Edit the data below by replacing every "x-tick-label" with "x-axis-tick-label" and changing nothing else.

[Extracted data entries]

───

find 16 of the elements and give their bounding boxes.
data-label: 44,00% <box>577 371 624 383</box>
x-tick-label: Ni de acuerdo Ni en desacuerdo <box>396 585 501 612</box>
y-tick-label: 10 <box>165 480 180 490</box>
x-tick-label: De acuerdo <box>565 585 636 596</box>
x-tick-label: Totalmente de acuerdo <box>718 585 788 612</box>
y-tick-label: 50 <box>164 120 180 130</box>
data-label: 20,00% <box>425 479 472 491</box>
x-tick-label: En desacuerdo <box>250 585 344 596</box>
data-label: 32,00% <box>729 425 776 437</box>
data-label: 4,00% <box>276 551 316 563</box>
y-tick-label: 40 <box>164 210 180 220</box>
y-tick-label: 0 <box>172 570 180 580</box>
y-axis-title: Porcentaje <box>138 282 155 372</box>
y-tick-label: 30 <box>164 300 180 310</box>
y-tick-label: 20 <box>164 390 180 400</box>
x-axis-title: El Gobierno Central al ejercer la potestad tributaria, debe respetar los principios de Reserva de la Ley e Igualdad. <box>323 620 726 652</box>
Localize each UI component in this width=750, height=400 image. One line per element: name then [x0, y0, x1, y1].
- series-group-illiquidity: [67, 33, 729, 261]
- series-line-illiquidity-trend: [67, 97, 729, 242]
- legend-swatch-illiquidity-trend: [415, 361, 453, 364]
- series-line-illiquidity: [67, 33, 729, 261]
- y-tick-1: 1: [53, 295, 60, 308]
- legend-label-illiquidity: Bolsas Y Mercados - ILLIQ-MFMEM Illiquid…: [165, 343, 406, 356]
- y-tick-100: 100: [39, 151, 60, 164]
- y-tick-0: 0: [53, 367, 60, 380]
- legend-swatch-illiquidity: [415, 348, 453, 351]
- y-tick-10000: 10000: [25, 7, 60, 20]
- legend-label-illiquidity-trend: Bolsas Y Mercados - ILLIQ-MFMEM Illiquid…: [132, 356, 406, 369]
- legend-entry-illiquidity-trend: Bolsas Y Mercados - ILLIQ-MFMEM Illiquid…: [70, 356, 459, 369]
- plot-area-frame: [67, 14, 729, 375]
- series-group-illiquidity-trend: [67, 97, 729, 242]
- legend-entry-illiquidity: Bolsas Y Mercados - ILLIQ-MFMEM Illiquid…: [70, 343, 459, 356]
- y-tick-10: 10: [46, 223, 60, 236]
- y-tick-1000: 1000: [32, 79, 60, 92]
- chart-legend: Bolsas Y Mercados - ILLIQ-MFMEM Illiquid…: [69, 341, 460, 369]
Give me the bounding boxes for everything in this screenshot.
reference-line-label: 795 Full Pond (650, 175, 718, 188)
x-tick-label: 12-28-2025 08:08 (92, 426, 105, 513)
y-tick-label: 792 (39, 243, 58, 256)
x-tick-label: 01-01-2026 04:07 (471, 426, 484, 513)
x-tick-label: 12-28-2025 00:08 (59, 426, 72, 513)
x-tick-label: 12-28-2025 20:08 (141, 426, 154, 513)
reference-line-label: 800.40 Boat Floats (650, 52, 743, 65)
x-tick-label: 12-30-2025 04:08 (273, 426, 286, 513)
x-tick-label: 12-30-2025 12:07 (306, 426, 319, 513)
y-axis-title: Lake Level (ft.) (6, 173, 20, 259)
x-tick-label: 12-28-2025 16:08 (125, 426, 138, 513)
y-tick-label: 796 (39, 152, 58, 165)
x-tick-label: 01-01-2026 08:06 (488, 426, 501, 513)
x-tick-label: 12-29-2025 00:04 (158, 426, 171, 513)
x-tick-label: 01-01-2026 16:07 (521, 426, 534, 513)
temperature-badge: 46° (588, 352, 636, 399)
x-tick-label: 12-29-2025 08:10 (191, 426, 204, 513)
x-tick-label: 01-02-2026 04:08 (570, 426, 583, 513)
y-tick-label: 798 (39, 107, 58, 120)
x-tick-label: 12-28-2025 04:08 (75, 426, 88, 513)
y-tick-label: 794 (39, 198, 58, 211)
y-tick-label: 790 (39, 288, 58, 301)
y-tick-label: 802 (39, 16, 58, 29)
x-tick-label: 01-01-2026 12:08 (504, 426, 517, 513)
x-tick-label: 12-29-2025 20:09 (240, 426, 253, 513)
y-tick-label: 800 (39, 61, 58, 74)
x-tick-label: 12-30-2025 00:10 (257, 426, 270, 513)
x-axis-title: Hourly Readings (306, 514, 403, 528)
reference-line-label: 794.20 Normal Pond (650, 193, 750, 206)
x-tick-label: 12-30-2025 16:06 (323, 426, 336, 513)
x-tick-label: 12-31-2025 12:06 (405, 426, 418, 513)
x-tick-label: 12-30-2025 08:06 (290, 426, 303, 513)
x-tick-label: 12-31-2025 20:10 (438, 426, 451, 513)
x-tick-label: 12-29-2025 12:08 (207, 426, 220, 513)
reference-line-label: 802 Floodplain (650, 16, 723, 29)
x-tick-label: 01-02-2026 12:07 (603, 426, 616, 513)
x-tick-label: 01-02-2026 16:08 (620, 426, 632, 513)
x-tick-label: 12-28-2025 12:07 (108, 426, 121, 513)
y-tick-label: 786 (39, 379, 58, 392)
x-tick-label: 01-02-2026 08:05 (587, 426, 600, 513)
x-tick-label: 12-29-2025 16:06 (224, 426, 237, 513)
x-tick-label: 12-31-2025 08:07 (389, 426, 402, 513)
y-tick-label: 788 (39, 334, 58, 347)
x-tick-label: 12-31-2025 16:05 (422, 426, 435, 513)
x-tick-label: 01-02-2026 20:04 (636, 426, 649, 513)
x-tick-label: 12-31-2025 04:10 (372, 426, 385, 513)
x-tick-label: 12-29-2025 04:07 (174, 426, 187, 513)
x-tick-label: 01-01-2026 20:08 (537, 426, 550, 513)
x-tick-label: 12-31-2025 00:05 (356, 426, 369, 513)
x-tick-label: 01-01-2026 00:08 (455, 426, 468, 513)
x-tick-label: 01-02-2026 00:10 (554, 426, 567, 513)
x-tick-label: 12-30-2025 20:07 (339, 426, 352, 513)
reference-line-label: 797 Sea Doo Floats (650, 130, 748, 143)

───

FINAL RESULT -
find 16 of the elements and give their bounding boxes.
data-label: 44,00% <box>577 371 624 383</box>
x-axis-tick-label: Ni de acuerdo Ni en desacuerdo <box>396 585 501 612</box>
y-tick-label: 10 <box>165 480 180 490</box>
x-axis-tick-label: De acuerdo <box>565 585 636 596</box>
x-axis-tick-label: Totalmente de acuerdo <box>718 585 788 612</box>
y-tick-label: 50 <box>164 120 180 130</box>
data-label: 20,00% <box>425 479 472 491</box>
x-axis-tick-label: En desacuerdo <box>250 585 344 596</box>
data-label: 32,00% <box>729 425 776 437</box>
data-label: 4,00% <box>276 551 316 563</box>
y-tick-label: 40 <box>164 210 180 220</box>
y-tick-label: 0 <box>172 570 180 580</box>
y-axis-title: Porcentaje <box>138 282 155 372</box>
y-tick-label: 30 <box>164 300 180 310</box>
y-tick-label: 20 <box>164 390 180 400</box>
x-axis-title: El Gobierno Central al ejercer la potestad tributaria, debe respetar los principios de Reserva de la Ley e Igualdad. <box>323 620 726 652</box>
Localize each UI component in this width=750, height=400 image. One line per element: name then [x0, y0, x1, y1].
- series-group-illiquidity: [67, 33, 729, 261]
- series-line-illiquidity-trend: [67, 97, 729, 242]
- legend-swatch-illiquidity-trend: [415, 361, 453, 364]
- series-line-illiquidity: [67, 33, 729, 261]
- y-tick-1: 1: [53, 295, 60, 308]
- legend-label-illiquidity: Bolsas Y Mercados - ILLIQ-MFMEM Illiquid…: [165, 343, 406, 356]
- y-tick-100: 100: [39, 151, 60, 164]
- y-tick-0: 0: [53, 367, 60, 380]
- legend-swatch-illiquidity: [415, 348, 453, 351]
- y-tick-10000: 10000: [25, 7, 60, 20]
- legend-label-illiquidity-trend: Bolsas Y Mercados - ILLIQ-MFMEM Illiquid…: [132, 356, 406, 369]
- legend-entry-illiquidity-trend: Bolsas Y Mercados - ILLIQ-MFMEM Illiquid…: [70, 356, 459, 369]
- plot-area-frame: [67, 14, 729, 375]
- series-group-illiquidity-trend: [67, 97, 729, 242]
- legend-entry-illiquidity: Bolsas Y Mercados - ILLIQ-MFMEM Illiquid…: [70, 343, 459, 356]
- y-tick-10: 10: [46, 223, 60, 236]
- y-tick-1000: 1000: [32, 79, 60, 92]
- chart-legend: Bolsas Y Mercados - ILLIQ-MFMEM Illiquid…: [69, 341, 460, 369]
Give me the bounding boxes for everything in this screenshot.
reference-line-label: 795 Full Pond (650, 175, 718, 188)
x-axis-tick-label: 12-28-2025 08:08 (92, 426, 105, 513)
y-tick-label: 792 (39, 243, 58, 256)
x-axis-tick-label: 01-01-2026 04:07 (471, 426, 484, 513)
x-axis-tick-label: 12-28-2025 00:08 (59, 426, 72, 513)
x-axis-tick-label: 12-28-2025 20:08 (141, 426, 154, 513)
reference-line-label: 800.40 Boat Floats (650, 52, 743, 65)
x-axis-tick-label: 12-30-2025 04:08 (273, 426, 286, 513)
x-axis-tick-label: 12-30-2025 12:07 (306, 426, 319, 513)
y-axis-title: Lake Level (ft.) (6, 173, 20, 259)
x-axis-tick-label: 12-28-2025 16:08 (125, 426, 138, 513)
y-tick-label: 796 (39, 152, 58, 165)
x-axis-tick-label: 01-01-2026 08:06 (488, 426, 501, 513)
x-axis-tick-label: 12-29-2025 00:04 (158, 426, 171, 513)
x-axis-tick-label: 01-01-2026 16:07 (521, 426, 534, 513)
temperature-badge: 46° (588, 352, 636, 399)
x-axis-tick-label: 12-29-2025 08:10 (191, 426, 204, 513)
x-axis-tick-label: 01-02-2026 04:08 (570, 426, 583, 513)
y-tick-label: 798 (39, 107, 58, 120)
x-axis-tick-label: 12-28-2025 04:08 (75, 426, 88, 513)
y-tick-label: 794 (39, 198, 58, 211)
y-tick-label: 790 (39, 288, 58, 301)
y-tick-label: 802 (39, 16, 58, 29)
x-axis-tick-label: 01-01-2026 12:08 (504, 426, 517, 513)
x-axis-tick-label: 12-29-2025 20:09 (240, 426, 253, 513)
y-tick-label: 800 (39, 61, 58, 74)
x-axis-tick-label: 12-30-2025 00:10 (257, 426, 270, 513)
x-axis-title: Hourly Readings (306, 514, 403, 528)
reference-line-label: 794.20 Normal Pond (650, 193, 750, 206)
x-axis-tick-label: 12-30-2025 16:06 (323, 426, 336, 513)
x-axis-tick-label: 12-31-2025 12:06 (405, 426, 418, 513)
x-axis-tick-label: 12-30-2025 08:06 (290, 426, 303, 513)
x-axis-tick-label: 12-31-2025 20:10 (438, 426, 451, 513)
x-axis-tick-label: 12-29-2025 12:08 (207, 426, 220, 513)
reference-line-label: 802 Floodplain (650, 16, 723, 29)
x-axis-tick-label: 01-02-2026 12:07 (603, 426, 616, 513)
x-axis-tick-label: 01-02-2026 16:08 (620, 426, 632, 513)
x-axis-tick-label: 12-28-2025 12:07 (108, 426, 121, 513)
y-tick-label: 786 (39, 379, 58, 392)
x-axis-tick-label: 01-02-2026 08:05 (587, 426, 600, 513)
x-axis-tick-label: 12-29-2025 16:06 (224, 426, 237, 513)
x-axis-tick-label: 12-31-2025 08:07 (389, 426, 402, 513)
y-tick-label: 788 (39, 334, 58, 347)
x-axis-tick-label: 12-31-2025 16:05 (422, 426, 435, 513)
x-axis-tick-label: 01-02-2026 20:04 (636, 426, 649, 513)
x-axis-tick-label: 12-31-2025 04:10 (372, 426, 385, 513)
x-axis-tick-label: 12-29-2025 04:07 (174, 426, 187, 513)
x-axis-tick-label: 01-01-2026 20:08 (537, 426, 550, 513)
x-axis-tick-label: 12-31-2025 00:05 (356, 426, 369, 513)
x-axis-tick-label: 01-01-2026 00:08 (455, 426, 468, 513)
x-axis-tick-label: 01-02-2026 00:10 (554, 426, 567, 513)
x-axis-tick-label: 12-30-2025 20:07 (339, 426, 352, 513)
reference-line-label: 797 Sea Doo Floats (650, 130, 748, 143)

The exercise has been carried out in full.